Raw records:
-- begin --

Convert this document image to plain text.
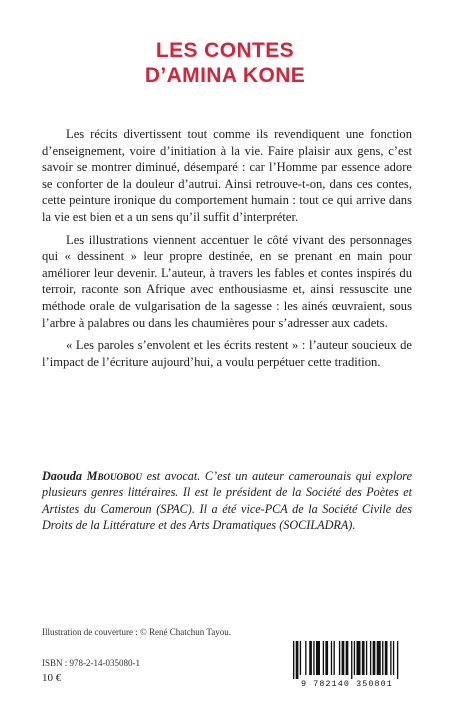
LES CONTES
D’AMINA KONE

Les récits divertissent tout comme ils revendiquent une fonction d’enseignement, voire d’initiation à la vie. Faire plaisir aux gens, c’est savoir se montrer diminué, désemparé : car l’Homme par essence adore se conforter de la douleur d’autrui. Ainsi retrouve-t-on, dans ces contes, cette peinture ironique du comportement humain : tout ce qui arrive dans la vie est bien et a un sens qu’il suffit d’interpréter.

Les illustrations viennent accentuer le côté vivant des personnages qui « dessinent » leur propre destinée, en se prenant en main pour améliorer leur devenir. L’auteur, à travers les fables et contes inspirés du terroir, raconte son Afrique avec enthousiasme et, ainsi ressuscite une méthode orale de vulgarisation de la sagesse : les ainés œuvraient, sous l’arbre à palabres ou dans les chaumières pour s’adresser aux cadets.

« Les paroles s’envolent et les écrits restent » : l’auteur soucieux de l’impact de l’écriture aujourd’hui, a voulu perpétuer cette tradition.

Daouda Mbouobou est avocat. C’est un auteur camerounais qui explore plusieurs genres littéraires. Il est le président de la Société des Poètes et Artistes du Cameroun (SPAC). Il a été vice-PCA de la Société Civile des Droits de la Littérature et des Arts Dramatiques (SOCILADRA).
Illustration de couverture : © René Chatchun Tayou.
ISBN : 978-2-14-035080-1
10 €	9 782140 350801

-- end --

Using the records above, output their complete text exactly, minus any images.

Convert this document image to plain text.
LES CONTES
D’AMINA KONE

Les récits divertissent tout comme ils revendiquent une fonction d’enseignement, voire d’initiation à la vie. Faire plaisir aux gens, c’est savoir se montrer diminué, désemparé : car l’Homme par essence adore se conforter de la douleur d’autrui. Ainsi retrouve-t-on, dans ces contes, cette peinture ironique du comportement humain : tout ce qui arrive dans la vie est bien et a un sens qu’il suffit d’interpréter.

Les illustrations viennent accentuer le côté vivant des personnages qui « dessinent » leur propre destinée, en se prenant en main pour améliorer leur devenir. L’auteur, à travers les fables et contes inspirés du terroir, raconte son Afrique avec enthousiasme et, ainsi ressuscite une méthode orale de vulgarisation de la sagesse : les ainés œuvraient, sous l’arbre à palabres ou dans les chaumières pour s’adresser aux cadets.

« Les paroles s’envolent et les écrits restent » : l’auteur soucieux de l’impact de l’écriture aujourd’hui, a voulu perpétuer cette tradition.

Daouda Mbouobou est avocat. C’est un auteur camerounais qui explore plusieurs genres littéraires. Il est le président de la Société des Poètes et Artistes du Cameroun (SPAC). Il a été vice-PCA de la Société Civile des Droits de la Littérature et des Arts Dramatiques (SOCILADRA).
Illustration de couverture : © René Chatchun Tayou.
ISBN : 978-2-14-035080-1
10 €	9 782140 350801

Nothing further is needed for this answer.